Data records:
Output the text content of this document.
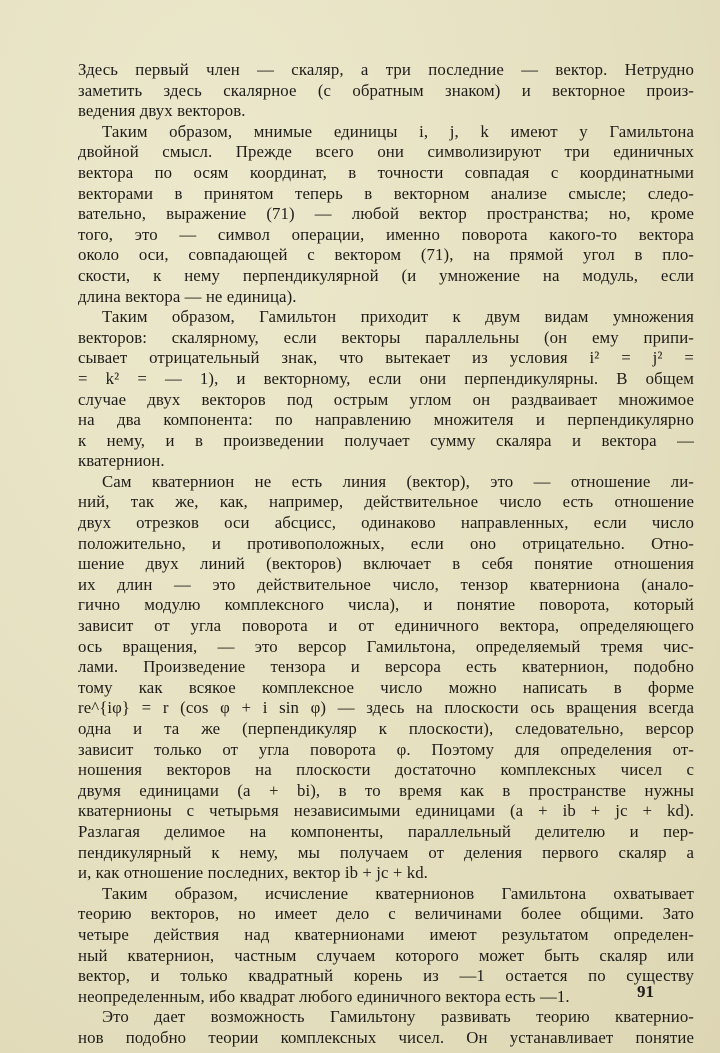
Здесь первый член — скаляр, а три последние — вектор. Нетрудно
заметить здесь скалярное (с обратным знаком) и векторное произ-
ведения двух векторов.
Таким образом, мнимые единицы i, j, k имеют у Гамильтона
двойной смысл. Прежде всего они символизируют три единичных
вектора по осям координат, в точности совпадая с координатными
векторами в принятом теперь в векторном анализе смысле; следо-
вательно, выражение (71) — любой вектор пространства; но, кроме
того, это — символ операции, именно поворота какого-то вектора
около оси, совпадающей с вектором (71), на прямой угол в пло-
скости, к нему перпендикулярной (и умножение на модуль, если
длина вектора — не единица).
Таким образом, Гамильтон приходит к двум видам умножения
векторов: скалярному, если векторы параллельны (он ему припи-
сывает отрицательный знак, что вытекает из условия i² = j² =
= k² = — 1), и векторному, если они перпендикулярны. В общем
случае двух векторов под острым углом он раздваивает множимое
на два компонента: по направлению множителя и перпендикулярно
к нему, и в произведении получает сумму скаляра и вектора —
кватернион.
Сам кватернион не есть линия (вектор), это — отношение ли-
ний, так же, как, например, действительное число есть отношение
двух отрезков оси абсцисс, одинаково направленных, если число
положительно, и противоположных, если оно отрицательно. Отно-
шение двух линий (векторов) включает в себя понятие отношения
их длин — это действительное число, тензор кватерниона (анало-
гично модулю комплексного числа), и понятие поворота, который
зависит от угла поворота и от единичного вектора, определяющего
ось вращения, — это версор Гамильтона, определяемый тремя чис-
лами. Произведение тензора и версора есть кватернион, подобно
тому как всякое комплексное число можно написать в форме
re^{iφ} = r (cos φ + i sin φ) — здесь на плоскости ось вращения всегда
одна и та же (перпендикуляр к плоскости), следовательно, версор
зависит только от угла поворота φ. Поэтому для определения от-
ношения векторов на плоскости достаточно комплексных чисел с
двумя единицами (a + bi), в то время как в пространстве нужны
кватернионы с четырьмя независимыми единицами (a + ib + jc + kd).
Разлагая делимое на компоненты, параллельный делителю и пер-
пендикулярный к нему, мы получаем от деления первого скаляр a
и, как отношение последних, вектор ib + jc + kd.
Таким образом, исчисление кватернионов Гамильтона охватывает
теорию векторов, но имеет дело с величинами более общими. Зато
четыре действия над кватернионами имеют результатом определен-
ный кватернион, частным случаем которого может быть скаляр или
вектор, и только квадратный корень из —1 остается по существу
неопределенным, ибо квадрат любого единичного вектора есть —1.
Это дает возможность Гамильтону развивать теорию кватернио-
нов подобно теории комплексных чисел. Он устанавливает понятие
91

WHAT YOU WILL DO -> Except for the pictures, copy the material above exactly.

EXERCISE RESULT ->
Output the text content of this document.
Здесь первый член — скаляр, а три последние — вектор. Нетрудно
заметить здесь скалярное (с обратным знаком) и векторное произ-
ведения двух векторов.
Таким образом, мнимые единицы i, j, k имеют у Гамильтона
двойной смысл. Прежде всего они символизируют три единичных
вектора по осям координат, в точности совпадая с координатными
векторами в принятом теперь в векторном анализе смысле; следо-
вательно, выражение (71) — любой вектор пространства; но, кроме
того, это — символ операции, именно поворота какого-то вектора
около оси, совпадающей с вектором (71), на прямой угол в пло-
скости, к нему перпендикулярной (и умножение на модуль, если
длина вектора — не единица).
Таким образом, Гамильтон приходит к двум видам умножения
векторов: скалярному, если векторы параллельны (он ему припи-
сывает отрицательный знак, что вытекает из условия i² = j² =
= k² = — 1), и векторному, если они перпендикулярны. В общем
случае двух векторов под острым углом он раздваивает множимое
на два компонента: по направлению множителя и перпендикулярно
к нему, и в произведении получает сумму скаляра и вектора —
кватернион.
Сам кватернион не есть линия (вектор), это — отношение ли-
ний, так же, как, например, действительное число есть отношение
двух отрезков оси абсцисс, одинаково направленных, если число
положительно, и противоположных, если оно отрицательно. Отно-
шение двух линий (векторов) включает в себя понятие отношения
их длин — это действительное число, тензор кватерниона (анало-
гично модулю комплексного числа), и понятие поворота, который
зависит от угла поворота и от единичного вектора, определяющего
ось вращения, — это версор Гамильтона, определяемый тремя чис-
лами. Произведение тензора и версора есть кватернион, подобно
тому как всякое комплексное число можно написать в форме
re^{iφ} = r (cos φ + i sin φ) — здесь на плоскости ось вращения всегда
одна и та же (перпендикуляр к плоскости), следовательно, версор
зависит только от угла поворота φ. Поэтому для определения от-
ношения векторов на плоскости достаточно комплексных чисел с
двумя единицами (a + bi), в то время как в пространстве нужны
кватернионы с четырьмя независимыми единицами (a + ib + jc + kd).
Разлагая делимое на компоненты, параллельный делителю и пер-
пендикулярный к нему, мы получаем от деления первого скаляр a
и, как отношение последних, вектор ib + jc + kd.
Таким образом, исчисление кватернионов Гамильтона охватывает
теорию векторов, но имеет дело с величинами более общими. Зато
четыре действия над кватернионами имеют результатом определен-
ный кватернион, частным случаем которого может быть скаляр или
вектор, и только квадратный корень из —1 остается по существу
неопределенным, ибо квадрат любого единичного вектора есть —1.
Это дает возможность Гамильтону развивать теорию кватернио-
нов подобно теории комплексных чисел. Он устанавливает понятие
91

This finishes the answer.